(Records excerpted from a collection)
----------
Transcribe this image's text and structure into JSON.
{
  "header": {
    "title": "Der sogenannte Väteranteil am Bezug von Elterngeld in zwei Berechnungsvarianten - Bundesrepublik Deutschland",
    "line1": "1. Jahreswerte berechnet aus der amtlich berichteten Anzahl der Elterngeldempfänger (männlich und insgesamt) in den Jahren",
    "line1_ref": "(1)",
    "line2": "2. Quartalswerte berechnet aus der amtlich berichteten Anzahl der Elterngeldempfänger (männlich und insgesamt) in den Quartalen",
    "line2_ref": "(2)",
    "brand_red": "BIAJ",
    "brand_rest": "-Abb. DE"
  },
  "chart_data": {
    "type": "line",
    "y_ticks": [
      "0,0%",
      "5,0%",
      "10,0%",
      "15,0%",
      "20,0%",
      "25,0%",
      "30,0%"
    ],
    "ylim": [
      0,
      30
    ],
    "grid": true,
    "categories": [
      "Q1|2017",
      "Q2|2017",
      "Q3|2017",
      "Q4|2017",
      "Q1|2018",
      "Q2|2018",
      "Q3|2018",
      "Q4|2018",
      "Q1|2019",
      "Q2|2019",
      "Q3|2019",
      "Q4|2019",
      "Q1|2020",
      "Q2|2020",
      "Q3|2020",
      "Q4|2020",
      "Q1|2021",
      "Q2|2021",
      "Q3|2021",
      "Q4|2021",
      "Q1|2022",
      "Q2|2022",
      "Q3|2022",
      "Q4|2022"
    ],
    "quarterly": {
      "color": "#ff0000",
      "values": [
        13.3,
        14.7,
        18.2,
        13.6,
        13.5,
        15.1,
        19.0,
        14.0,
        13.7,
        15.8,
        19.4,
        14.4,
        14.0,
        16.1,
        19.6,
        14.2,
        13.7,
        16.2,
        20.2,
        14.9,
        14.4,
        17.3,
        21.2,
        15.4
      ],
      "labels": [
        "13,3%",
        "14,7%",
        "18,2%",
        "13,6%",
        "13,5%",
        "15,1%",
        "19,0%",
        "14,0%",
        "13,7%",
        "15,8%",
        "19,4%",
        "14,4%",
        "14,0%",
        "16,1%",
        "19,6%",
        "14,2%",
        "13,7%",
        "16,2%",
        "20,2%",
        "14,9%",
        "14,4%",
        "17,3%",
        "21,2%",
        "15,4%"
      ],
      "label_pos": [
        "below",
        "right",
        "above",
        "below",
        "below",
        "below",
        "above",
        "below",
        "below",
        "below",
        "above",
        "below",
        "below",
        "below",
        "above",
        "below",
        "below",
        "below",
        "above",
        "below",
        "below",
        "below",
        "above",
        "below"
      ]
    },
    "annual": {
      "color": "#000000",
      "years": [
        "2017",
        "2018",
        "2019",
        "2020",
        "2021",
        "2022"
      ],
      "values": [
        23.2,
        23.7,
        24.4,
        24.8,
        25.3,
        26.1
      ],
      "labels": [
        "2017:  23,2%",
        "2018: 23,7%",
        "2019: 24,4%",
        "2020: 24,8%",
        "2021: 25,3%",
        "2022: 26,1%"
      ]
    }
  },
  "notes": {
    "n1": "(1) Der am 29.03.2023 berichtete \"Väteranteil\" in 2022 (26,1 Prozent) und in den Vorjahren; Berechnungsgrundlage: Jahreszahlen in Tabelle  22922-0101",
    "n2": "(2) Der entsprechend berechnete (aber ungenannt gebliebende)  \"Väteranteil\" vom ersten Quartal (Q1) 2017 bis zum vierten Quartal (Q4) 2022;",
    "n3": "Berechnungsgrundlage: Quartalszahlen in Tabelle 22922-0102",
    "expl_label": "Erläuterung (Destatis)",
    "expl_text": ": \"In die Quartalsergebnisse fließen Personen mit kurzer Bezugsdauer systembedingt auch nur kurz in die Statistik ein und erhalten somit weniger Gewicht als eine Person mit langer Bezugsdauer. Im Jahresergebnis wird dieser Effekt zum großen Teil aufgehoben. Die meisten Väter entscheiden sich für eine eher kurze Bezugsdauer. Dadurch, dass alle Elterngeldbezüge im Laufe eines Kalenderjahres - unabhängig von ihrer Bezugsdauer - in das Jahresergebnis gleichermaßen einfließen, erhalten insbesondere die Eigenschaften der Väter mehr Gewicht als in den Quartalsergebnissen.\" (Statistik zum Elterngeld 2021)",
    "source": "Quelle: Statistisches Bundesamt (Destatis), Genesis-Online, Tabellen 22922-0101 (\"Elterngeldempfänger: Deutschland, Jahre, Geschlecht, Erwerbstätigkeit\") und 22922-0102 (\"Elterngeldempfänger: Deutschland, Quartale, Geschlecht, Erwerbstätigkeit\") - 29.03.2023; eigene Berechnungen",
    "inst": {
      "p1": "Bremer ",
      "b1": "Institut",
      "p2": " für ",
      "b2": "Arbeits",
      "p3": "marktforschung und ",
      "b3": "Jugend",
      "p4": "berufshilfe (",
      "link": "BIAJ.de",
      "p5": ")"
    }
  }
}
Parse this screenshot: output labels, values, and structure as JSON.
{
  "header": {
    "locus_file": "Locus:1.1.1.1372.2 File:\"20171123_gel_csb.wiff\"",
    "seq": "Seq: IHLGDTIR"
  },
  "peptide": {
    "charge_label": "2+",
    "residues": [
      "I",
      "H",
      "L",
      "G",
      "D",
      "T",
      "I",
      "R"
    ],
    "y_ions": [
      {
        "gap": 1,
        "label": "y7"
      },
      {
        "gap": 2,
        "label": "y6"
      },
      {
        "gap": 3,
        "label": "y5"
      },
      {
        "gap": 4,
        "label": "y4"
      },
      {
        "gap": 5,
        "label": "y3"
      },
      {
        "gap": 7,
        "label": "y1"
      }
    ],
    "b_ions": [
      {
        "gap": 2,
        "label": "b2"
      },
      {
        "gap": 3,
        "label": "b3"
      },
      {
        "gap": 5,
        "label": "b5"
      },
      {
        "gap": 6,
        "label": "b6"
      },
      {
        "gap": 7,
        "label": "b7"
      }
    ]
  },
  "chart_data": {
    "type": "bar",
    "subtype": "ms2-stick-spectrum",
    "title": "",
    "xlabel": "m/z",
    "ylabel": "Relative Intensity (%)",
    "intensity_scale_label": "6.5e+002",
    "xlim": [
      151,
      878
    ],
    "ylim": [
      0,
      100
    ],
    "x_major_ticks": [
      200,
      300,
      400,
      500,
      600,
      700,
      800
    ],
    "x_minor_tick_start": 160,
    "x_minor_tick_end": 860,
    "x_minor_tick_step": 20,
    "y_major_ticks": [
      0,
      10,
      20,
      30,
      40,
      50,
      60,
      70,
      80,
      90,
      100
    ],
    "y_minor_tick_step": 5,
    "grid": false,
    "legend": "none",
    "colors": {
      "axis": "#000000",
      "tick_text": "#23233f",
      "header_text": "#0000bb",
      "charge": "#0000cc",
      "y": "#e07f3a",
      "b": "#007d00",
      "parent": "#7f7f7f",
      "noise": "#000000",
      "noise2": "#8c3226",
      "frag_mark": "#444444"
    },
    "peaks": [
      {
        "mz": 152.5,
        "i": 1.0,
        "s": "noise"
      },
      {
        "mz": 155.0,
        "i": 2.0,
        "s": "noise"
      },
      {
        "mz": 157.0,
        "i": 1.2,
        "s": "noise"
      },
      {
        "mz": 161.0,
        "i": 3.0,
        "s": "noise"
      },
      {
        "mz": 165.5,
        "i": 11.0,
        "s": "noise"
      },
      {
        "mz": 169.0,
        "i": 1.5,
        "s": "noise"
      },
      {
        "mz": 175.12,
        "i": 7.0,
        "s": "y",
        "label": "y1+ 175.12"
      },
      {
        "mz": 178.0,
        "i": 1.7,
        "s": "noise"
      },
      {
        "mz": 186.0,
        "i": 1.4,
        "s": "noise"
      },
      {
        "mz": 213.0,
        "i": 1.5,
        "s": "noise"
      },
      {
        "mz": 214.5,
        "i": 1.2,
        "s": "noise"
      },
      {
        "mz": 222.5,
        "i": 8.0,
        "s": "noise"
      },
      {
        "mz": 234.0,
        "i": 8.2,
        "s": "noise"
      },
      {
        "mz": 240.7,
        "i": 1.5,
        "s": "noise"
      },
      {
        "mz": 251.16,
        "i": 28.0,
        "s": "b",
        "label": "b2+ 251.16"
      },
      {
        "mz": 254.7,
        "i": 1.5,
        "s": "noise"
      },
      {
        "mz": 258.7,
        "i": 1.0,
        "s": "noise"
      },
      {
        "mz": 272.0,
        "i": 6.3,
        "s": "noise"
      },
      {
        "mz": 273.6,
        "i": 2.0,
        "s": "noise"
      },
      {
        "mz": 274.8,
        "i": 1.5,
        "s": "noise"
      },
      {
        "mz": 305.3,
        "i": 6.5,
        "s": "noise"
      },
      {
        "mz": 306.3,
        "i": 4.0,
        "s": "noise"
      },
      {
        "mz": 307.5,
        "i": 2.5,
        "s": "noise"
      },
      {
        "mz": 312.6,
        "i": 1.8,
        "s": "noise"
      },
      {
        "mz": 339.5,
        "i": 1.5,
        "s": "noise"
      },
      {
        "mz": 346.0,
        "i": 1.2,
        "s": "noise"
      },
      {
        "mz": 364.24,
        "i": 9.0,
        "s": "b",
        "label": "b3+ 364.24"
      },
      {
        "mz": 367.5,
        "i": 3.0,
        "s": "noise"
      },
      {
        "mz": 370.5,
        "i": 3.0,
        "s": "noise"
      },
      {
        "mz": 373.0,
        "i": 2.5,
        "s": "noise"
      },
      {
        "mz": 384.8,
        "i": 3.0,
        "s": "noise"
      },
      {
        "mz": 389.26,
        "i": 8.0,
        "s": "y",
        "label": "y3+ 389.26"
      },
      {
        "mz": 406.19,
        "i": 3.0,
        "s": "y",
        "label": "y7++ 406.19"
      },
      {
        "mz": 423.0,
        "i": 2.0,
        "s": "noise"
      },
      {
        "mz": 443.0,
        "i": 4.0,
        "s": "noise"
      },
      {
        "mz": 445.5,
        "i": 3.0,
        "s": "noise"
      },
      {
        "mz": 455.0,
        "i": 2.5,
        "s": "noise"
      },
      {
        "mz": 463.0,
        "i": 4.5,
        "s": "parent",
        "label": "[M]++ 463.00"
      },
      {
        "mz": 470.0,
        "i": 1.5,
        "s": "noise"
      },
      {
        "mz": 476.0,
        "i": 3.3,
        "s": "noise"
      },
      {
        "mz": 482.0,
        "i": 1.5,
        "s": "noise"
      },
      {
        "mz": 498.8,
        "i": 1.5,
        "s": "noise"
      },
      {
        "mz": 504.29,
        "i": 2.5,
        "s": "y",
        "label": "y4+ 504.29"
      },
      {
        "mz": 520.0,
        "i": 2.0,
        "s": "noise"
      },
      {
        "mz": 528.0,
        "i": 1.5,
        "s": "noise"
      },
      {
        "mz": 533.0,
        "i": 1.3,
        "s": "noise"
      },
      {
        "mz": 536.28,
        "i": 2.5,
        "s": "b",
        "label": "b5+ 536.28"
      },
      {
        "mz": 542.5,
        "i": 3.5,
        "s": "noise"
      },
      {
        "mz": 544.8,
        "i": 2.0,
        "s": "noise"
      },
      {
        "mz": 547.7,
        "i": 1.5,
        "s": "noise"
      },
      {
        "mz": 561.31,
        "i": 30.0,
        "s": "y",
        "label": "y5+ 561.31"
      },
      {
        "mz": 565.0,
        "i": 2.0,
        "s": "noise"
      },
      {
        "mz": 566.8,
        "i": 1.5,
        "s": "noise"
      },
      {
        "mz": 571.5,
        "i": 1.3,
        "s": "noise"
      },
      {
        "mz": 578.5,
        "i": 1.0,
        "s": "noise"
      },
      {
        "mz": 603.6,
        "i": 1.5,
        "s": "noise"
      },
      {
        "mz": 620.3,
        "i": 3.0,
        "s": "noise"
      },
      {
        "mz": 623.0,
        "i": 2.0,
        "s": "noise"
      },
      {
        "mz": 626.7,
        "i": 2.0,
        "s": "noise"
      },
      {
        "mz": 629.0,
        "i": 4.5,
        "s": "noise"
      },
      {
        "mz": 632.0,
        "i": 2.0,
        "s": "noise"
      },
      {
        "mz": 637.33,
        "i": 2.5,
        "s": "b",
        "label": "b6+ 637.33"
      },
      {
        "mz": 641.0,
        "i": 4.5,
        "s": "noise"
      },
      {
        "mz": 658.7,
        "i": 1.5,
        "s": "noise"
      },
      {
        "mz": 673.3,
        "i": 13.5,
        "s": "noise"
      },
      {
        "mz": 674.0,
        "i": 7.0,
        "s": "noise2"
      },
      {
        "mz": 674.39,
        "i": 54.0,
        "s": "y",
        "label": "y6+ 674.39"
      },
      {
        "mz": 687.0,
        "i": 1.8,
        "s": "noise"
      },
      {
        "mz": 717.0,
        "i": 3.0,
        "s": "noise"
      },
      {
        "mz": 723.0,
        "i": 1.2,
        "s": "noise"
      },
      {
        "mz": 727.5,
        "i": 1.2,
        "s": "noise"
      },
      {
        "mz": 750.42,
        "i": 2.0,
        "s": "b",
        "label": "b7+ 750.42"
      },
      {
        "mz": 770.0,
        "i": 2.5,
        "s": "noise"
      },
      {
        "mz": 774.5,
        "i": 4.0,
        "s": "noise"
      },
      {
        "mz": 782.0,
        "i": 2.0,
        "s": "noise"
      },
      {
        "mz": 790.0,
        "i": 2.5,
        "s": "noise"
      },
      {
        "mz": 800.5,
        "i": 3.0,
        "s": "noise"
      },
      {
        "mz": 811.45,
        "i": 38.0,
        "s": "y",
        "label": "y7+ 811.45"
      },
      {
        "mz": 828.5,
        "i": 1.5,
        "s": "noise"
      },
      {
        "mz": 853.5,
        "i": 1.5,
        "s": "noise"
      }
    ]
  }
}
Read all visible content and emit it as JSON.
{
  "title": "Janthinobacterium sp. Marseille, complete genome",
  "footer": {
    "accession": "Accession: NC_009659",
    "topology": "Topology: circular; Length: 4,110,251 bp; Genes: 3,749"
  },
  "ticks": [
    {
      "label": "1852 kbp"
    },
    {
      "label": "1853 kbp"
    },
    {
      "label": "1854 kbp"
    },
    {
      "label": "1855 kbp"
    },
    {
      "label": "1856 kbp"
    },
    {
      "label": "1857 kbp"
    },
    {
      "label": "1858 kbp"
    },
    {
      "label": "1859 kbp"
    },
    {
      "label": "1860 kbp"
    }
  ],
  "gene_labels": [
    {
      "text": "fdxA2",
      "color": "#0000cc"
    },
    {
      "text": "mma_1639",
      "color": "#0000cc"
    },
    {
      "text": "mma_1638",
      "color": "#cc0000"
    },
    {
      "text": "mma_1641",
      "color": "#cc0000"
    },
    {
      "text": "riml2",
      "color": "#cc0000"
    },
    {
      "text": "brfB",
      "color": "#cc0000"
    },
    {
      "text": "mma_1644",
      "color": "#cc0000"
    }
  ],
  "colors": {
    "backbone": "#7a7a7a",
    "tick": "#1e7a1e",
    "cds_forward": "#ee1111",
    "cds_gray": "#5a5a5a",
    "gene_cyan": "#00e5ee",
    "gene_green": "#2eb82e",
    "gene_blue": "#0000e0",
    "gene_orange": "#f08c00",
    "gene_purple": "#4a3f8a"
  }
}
----------
### Required action
Look through the lines above and collect those with the word "this".

### Output of the task
Transcribe this image's text and structure into JSON.
Parse this screenshot: output labels, values, and structure as JSON.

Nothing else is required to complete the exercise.